**To be done:** Repeat each line of the material below exactly as it appears, minus any pictures.

Data listing
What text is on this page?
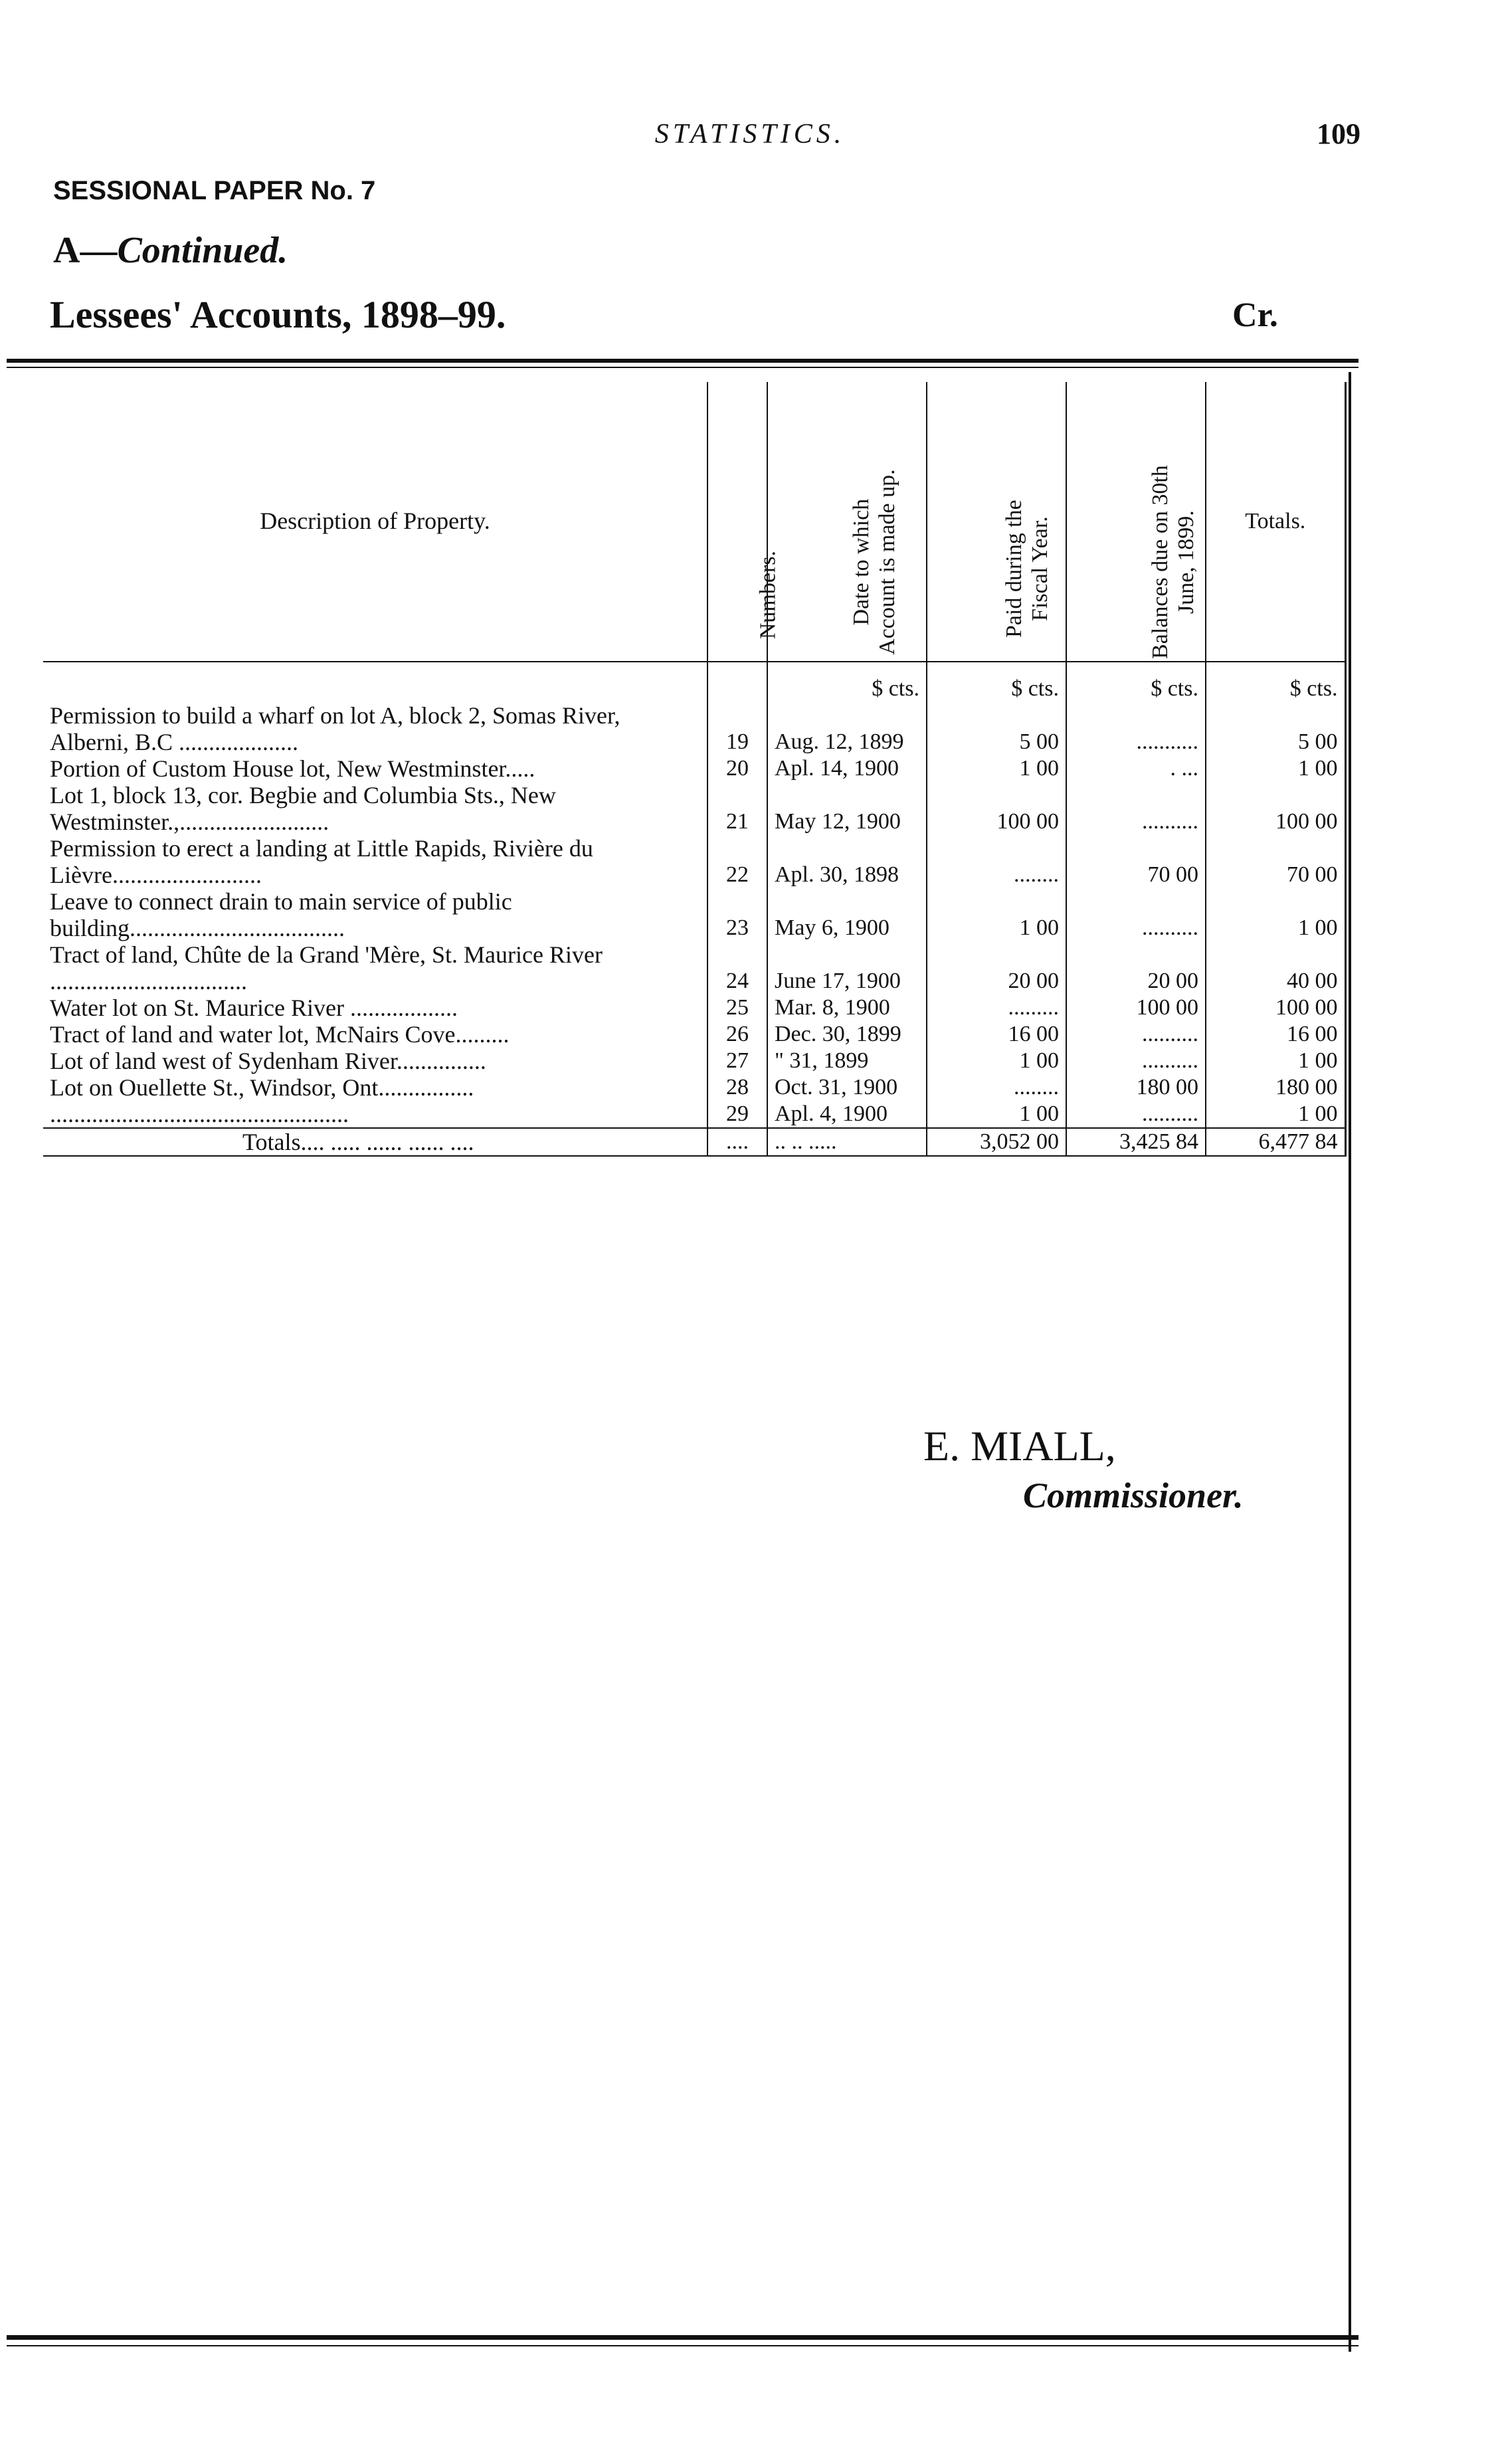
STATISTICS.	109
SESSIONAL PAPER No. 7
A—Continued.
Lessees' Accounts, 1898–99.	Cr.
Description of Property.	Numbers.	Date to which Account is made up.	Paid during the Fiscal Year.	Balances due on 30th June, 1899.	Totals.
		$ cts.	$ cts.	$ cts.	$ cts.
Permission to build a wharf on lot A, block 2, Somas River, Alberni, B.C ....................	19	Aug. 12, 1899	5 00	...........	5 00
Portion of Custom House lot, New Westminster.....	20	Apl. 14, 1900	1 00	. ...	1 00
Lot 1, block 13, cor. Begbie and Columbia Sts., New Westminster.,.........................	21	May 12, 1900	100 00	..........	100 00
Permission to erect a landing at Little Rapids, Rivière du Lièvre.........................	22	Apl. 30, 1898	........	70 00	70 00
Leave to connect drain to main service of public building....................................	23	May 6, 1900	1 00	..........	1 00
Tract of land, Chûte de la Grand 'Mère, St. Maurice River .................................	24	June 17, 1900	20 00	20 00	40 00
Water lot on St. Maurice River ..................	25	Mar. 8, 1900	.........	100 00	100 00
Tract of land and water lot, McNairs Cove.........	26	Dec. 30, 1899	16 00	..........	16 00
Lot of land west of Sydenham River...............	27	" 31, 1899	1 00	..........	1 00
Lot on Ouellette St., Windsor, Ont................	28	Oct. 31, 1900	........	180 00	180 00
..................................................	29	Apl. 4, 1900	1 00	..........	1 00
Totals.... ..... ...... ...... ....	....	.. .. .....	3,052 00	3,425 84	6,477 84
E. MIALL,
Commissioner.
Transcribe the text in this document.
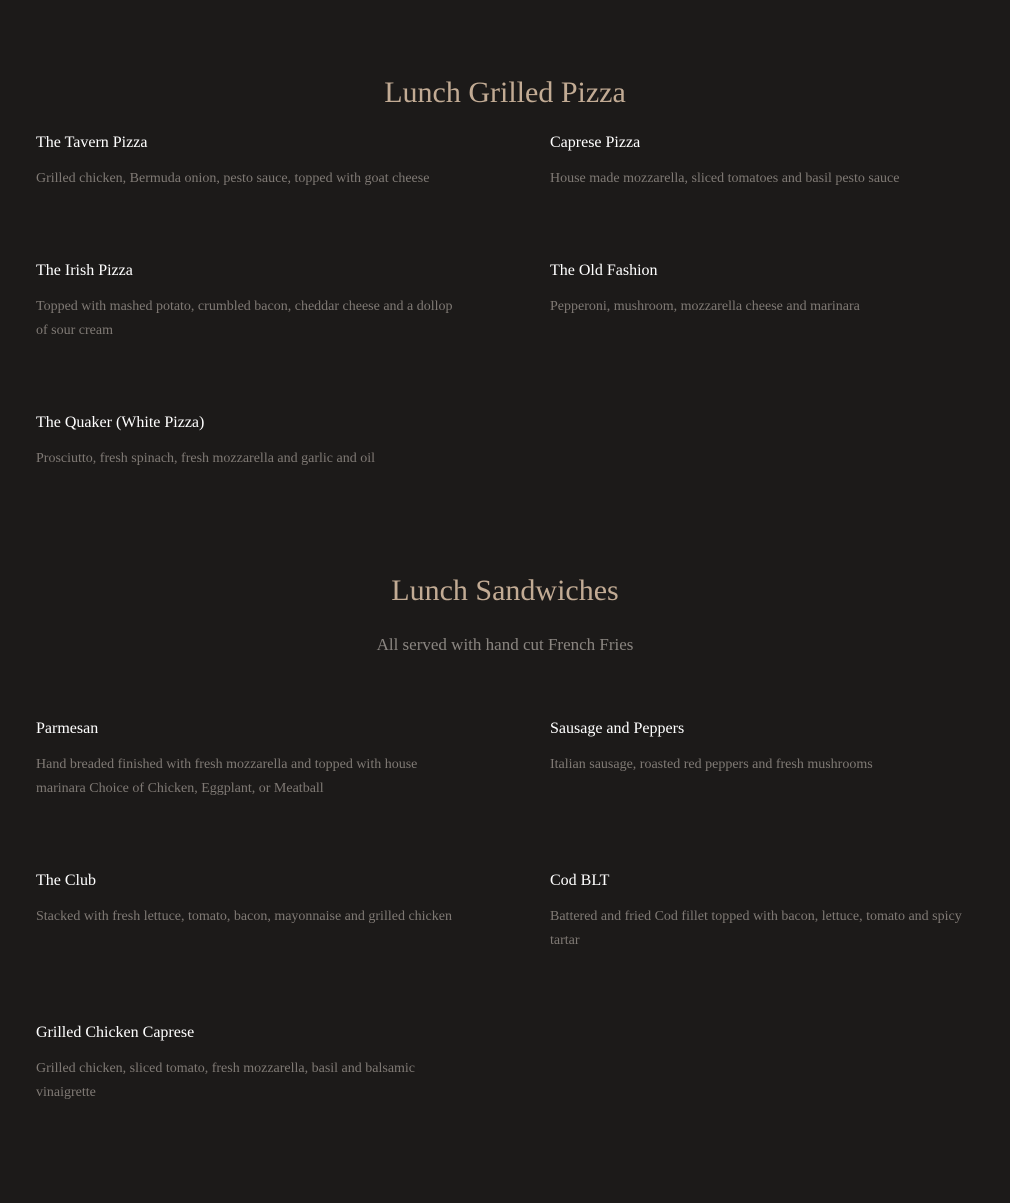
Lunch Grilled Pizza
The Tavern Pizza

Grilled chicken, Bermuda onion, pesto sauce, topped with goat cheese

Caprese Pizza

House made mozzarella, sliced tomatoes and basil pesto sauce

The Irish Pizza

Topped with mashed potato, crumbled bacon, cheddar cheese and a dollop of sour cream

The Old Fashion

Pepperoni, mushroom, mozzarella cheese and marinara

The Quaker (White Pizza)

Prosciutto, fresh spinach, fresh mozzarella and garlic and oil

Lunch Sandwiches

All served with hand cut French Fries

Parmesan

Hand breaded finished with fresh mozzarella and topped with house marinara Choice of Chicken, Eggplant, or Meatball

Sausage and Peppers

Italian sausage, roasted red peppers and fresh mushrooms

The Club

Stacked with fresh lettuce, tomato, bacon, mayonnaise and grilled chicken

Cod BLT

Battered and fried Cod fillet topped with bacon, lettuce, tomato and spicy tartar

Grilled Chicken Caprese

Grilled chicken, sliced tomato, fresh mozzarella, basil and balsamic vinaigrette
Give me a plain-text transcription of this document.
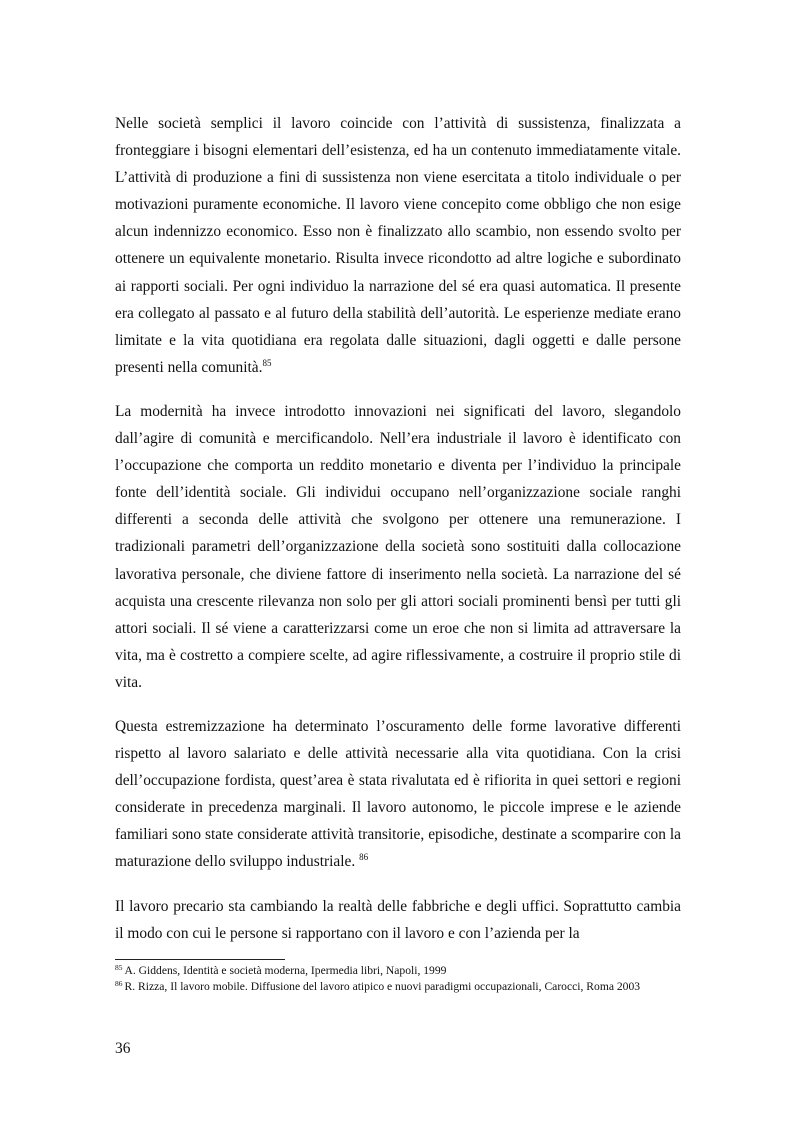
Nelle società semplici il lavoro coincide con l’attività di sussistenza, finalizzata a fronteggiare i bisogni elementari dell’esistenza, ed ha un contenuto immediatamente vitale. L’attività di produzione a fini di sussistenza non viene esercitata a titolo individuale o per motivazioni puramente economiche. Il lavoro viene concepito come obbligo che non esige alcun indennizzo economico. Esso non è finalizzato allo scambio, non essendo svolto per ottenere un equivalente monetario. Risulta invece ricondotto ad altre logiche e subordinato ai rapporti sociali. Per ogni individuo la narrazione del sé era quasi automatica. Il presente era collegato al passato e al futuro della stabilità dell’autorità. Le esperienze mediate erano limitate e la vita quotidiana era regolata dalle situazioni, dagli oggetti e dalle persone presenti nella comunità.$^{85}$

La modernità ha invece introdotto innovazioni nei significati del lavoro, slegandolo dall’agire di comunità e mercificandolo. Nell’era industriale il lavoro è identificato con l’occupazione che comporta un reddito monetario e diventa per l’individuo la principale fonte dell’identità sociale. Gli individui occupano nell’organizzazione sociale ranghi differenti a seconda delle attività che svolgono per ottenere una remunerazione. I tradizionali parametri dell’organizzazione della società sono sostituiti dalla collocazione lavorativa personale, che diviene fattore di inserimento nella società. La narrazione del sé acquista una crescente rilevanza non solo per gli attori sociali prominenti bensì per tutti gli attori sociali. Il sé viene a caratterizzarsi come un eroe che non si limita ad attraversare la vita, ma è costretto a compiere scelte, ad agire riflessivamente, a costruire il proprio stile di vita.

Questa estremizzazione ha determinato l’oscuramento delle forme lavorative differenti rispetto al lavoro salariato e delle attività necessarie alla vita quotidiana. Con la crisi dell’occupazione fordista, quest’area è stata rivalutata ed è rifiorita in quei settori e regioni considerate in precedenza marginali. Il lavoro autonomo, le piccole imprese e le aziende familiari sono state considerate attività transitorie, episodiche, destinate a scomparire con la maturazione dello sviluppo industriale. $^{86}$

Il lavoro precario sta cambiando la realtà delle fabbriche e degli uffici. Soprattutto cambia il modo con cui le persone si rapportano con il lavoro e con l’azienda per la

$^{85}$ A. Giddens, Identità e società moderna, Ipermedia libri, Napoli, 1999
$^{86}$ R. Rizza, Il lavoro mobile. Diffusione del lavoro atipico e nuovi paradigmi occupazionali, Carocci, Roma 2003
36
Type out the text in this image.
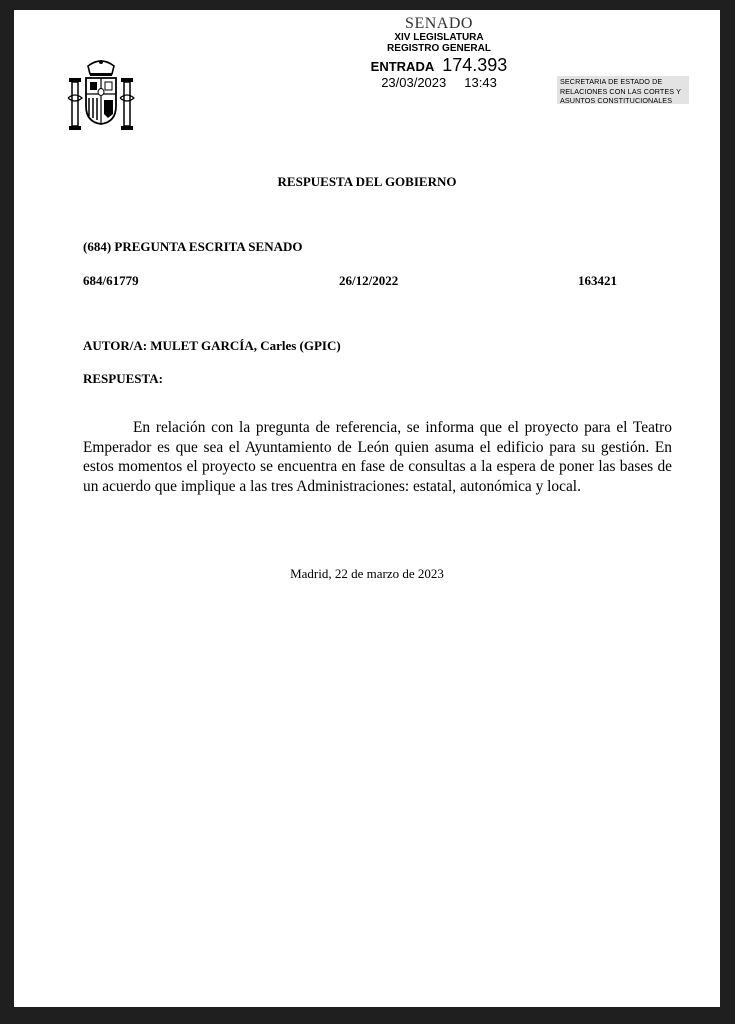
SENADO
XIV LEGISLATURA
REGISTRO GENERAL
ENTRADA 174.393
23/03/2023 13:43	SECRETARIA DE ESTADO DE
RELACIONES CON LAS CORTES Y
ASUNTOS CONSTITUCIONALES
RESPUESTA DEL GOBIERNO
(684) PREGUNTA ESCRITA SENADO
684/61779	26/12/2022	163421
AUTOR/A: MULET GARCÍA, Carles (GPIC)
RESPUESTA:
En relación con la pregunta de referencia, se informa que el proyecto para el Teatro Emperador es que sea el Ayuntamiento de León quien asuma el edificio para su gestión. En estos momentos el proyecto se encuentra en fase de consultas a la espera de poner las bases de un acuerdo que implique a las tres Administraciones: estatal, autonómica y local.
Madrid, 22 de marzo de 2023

**Problem solution:**
What text is on this page?
STATISTICS.	109
SESSIONAL PAPER No. 7
A—Continued.
Lessees' Accounts, 1898–99.	Cr.
Description of Property.	Numbers.	Date to which Account is made up.	Paid during the Fiscal Year.	Balances due on 30th June, 1899.	Totals.
		$ cts.	$ cts.	$ cts.	$ cts.
Permission to build a wharf on lot A, block 2, Somas River, Alberni, B.C ....................	19	Aug. 12, 1899	5 00	...........	5 00
Portion of Custom House lot, New Westminster.....	20	Apl. 14, 1900	1 00	. ...	1 00
Lot 1, block 13, cor. Begbie and Columbia Sts., New Westminster.,.........................	21	May 12, 1900	100 00	..........	100 00
Permission to erect a landing at Little Rapids, Rivière du Lièvre.........................	22	Apl. 30, 1898	........	70 00	70 00
Leave to connect drain to main service of public building....................................	23	May 6, 1900	1 00	..........	1 00
Tract of land, Chûte de la Grand 'Mère, St. Maurice River .................................	24	June 17, 1900	20 00	20 00	40 00
Water lot on St. Maurice River ..................	25	Mar. 8, 1900	.........	100 00	100 00
Tract of land and water lot, McNairs Cove.........	26	Dec. 30, 1899	16 00	..........	16 00
Lot of land west of Sydenham River...............	27	" 31, 1899	1 00	..........	1 00
Lot on Ouellette St., Windsor, Ont................	28	Oct. 31, 1900	........	180 00	180 00
..................................................	29	Apl. 4, 1900	1 00	..........	1 00
Totals.... ..... ...... ...... ....	....	.. .. .....	3,052 00	3,425 84	6,477 84
E. MIALL,
Commissioner.
Transcribe the text in this document.
Lunch Grilled Pizza
The Tavern Pizza

Grilled chicken, Bermuda onion, pesto sauce, topped with goat cheese

Caprese Pizza

House made mozzarella, sliced tomatoes and basil pesto sauce

The Irish Pizza

Topped with mashed potato, crumbled bacon, cheddar cheese and a dollop of sour cream

The Old Fashion

Pepperoni, mushroom, mozzarella cheese and marinara

The Quaker (White Pizza)

Prosciutto, fresh spinach, fresh mozzarella and garlic and oil

Lunch Sandwiches

All served with hand cut French Fries

Parmesan

Hand breaded finished with fresh mozzarella and topped with house marinara Choice of Chicken, Eggplant, or Meatball

Sausage and Peppers

Italian sausage, roasted red peppers and fresh mushrooms

The Club

Stacked with fresh lettuce, tomato, bacon, mayonnaise and grilled chicken

Cod BLT

Battered and fried Cod fillet topped with bacon, lettuce, tomato and spicy tartar

Grilled Chicken Caprese

Grilled chicken, sliced tomato, fresh mozzarella, basil and balsamic vinaigrette
Give me a plain-text transcription of this document.
Nelle società semplici il lavoro coincide con l’attività di sussistenza, finalizzata a fronteggiare i bisogni elementari dell’esistenza, ed ha un contenuto immediatamente vitale. L’attività di produzione a fini di sussistenza non viene esercitata a titolo individuale o per motivazioni puramente economiche. Il lavoro viene concepito come obbligo che non esige alcun indennizzo economico. Esso non è finalizzato allo scambio, non essendo svolto per ottenere un equivalente monetario. Risulta invece ricondotto ad altre logiche e subordinato ai rapporti sociali. Per ogni individuo la narrazione del sé era quasi automatica. Il presente era collegato al passato e al futuro della stabilità dell’autorità. Le esperienze mediate erano limitate e la vita quotidiana era regolata dalle situazioni, dagli oggetti e dalle persone presenti nella comunità.$^{85}$

La modernità ha invece introdotto innovazioni nei significati del lavoro, slegandolo dall’agire di comunità e mercificandolo. Nell’era industriale il lavoro è identificato con l’occupazione che comporta un reddito monetario e diventa per l’individuo la principale fonte dell’identità sociale. Gli individui occupano nell’organizzazione sociale ranghi differenti a seconda delle attività che svolgono per ottenere una remunerazione. I tradizionali parametri dell’organizzazione della società sono sostituiti dalla collocazione lavorativa personale, che diviene fattore di inserimento nella società. La narrazione del sé acquista una crescente rilevanza non solo per gli attori sociali prominenti bensì per tutti gli attori sociali. Il sé viene a caratterizzarsi come un eroe che non si limita ad attraversare la vita, ma è costretto a compiere scelte, ad agire riflessivamente, a costruire il proprio stile di vita.

Questa estremizzazione ha determinato l’oscuramento delle forme lavorative differenti rispetto al lavoro salariato e delle attività necessarie alla vita quotidiana. Con la crisi dell’occupazione fordista, quest’area è stata rivalutata ed è rifiorita in quei settori e regioni considerate in precedenza marginali. Il lavoro autonomo, le piccole imprese e le aziende familiari sono state considerate attività transitorie, episodiche, destinate a scomparire con la maturazione dello sviluppo industriale. $^{86}$

Il lavoro precario sta cambiando la realtà delle fabbriche e degli uffici. Soprattutto cambia il modo con cui le persone si rapportano con il lavoro e con l’azienda per la

$^{85}$ A. Giddens, Identità e società moderna, Ipermedia libri, Napoli, 1999
$^{86}$ R. Rizza, Il lavoro mobile. Diffusione del lavoro atipico e nuovi paradigmi occupazionali, Carocci, Roma 2003
36
Type out the text in this image.
SENADO
XIV LEGISLATURA
REGISTRO GENERAL
ENTRADA 174.393
23/03/2023 13:43	SECRETARIA DE ESTADO DE
RELACIONES CON LAS CORTES Y
ASUNTOS CONSTITUCIONALES
RESPUESTA DEL GOBIERNO
(684) PREGUNTA ESCRITA SENADO
684/61779	26/12/2022	163421
AUTOR/A: MULET GARCÍA, Carles (GPIC)
RESPUESTA:
En relación con la pregunta de referencia, se informa que el proyecto para el Teatro Emperador es que sea el Ayuntamiento de León quien asuma el edificio para su gestión. En estos momentos el proyecto se encuentra en fase de consultas a la espera de poner las bases de un acuerdo que implique a las tres Administraciones: estatal, autonómica y local.
Madrid, 22 de marzo de 2023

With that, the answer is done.